Review the lines that follow and copy each one that contains the word "oraz".
BEGIN RECORDS FOR THE TASK
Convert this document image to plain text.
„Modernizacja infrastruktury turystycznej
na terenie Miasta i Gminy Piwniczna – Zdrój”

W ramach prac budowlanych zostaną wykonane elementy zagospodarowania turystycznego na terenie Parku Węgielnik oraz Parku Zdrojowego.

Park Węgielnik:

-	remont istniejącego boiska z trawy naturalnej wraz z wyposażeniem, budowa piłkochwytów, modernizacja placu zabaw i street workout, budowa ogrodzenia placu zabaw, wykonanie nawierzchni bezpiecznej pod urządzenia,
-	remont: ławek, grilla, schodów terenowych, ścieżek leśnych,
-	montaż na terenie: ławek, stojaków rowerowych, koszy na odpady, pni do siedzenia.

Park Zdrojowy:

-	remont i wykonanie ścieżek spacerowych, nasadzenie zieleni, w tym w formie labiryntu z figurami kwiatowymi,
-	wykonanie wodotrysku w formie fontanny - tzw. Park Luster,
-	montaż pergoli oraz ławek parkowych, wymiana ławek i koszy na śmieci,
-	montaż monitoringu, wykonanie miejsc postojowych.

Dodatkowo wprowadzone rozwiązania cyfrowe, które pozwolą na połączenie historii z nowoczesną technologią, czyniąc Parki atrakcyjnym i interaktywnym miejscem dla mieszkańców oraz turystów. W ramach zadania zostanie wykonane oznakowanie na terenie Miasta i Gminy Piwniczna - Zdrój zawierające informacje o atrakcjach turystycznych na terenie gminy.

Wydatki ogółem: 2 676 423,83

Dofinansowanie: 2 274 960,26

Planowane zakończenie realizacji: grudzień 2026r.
END RECORDS FOR THE TASK
*COMPLETE RESPONSE*
W ramach prac budowlanych zostaną wykonane elementy zagospodarowania turystycznego na terenie Parku Węgielnik oraz Parku Zdrojowego.
-	montaż pergoli oraz ławek parkowych, wymiana ławek i koszy na śmieci,
Dodatkowo wprowadzone rozwiązania cyfrowe, które pozwolą na połączenie historii z nowoczesną technologią, czyniąc Parki atrakcyjnym i interaktywnym miejscem dla mieszkańców oraz turystów. W ramach zadania zostanie wykonane oznakowanie na terenie Miasta i Gminy Piwniczna - Zdrój zawierające informacje o atrakcjach turystycznych na terenie gminy.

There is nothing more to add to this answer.